● **WORK TO DO**
Repeat the data word for word. Do not include the pictures.

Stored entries
-- -- --
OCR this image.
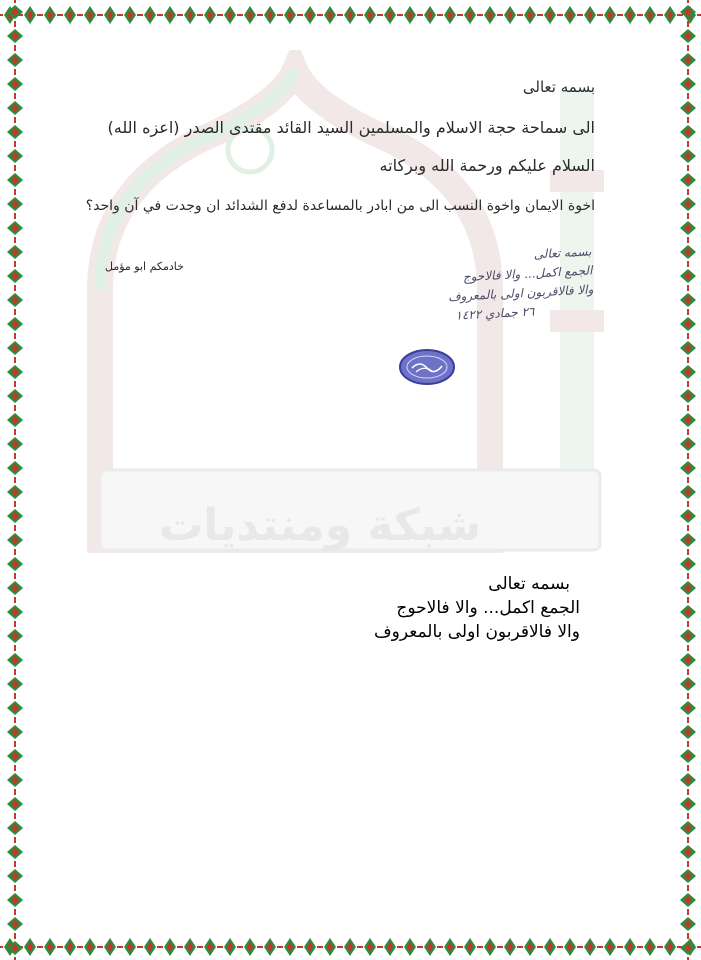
شبكة ومنتديات
بسمه تعالى
الى سماحة حجة الاسلام والمسلمين السيد القائد مقتدى الصدر (اعزه الله)
السلام عليكم ورحمة الله وبركاته
اخوة الايمان واخوة النسب الى من ابادر بالمساعدة لدفع الشدائد ان وجدت في آن واحد؟
خادمكم ابو مؤمل
بسمه تعالى
الجمع اكمل... والا فالاحوج
والا فالاقربون اولى بالمعروف
٢٦ جمادي ١٤٢٢
بسمه تعالى
الجمع اكمل... والا فالاحوج
والا فالاقربون اولى بالمعروف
-- -- --
● **OUTPUT BELOW**
OCR this image.
شبكة ومنتديات
بسمه تعالى
الى سماحة حجة الاسلام والمسلمين السيد القائد مقتدى الصدر (اعزه الله)
السلام عليكم ورحمة الله وبركاته
اخوة الايمان واخوة النسب الى من ابادر بالمساعدة لدفع الشدائد ان وجدت في آن واحد؟
خادمكم ابو مؤمل
بسمه تعالى
الجمع اكمل... والا فالاحوج
والا فالاقربون اولى بالمعروف
٢٦ جمادي ١٤٢٢
بسمه تعالى
الجمع اكمل... والا فالاحوج
والا فالاقربون اولى بالمعروف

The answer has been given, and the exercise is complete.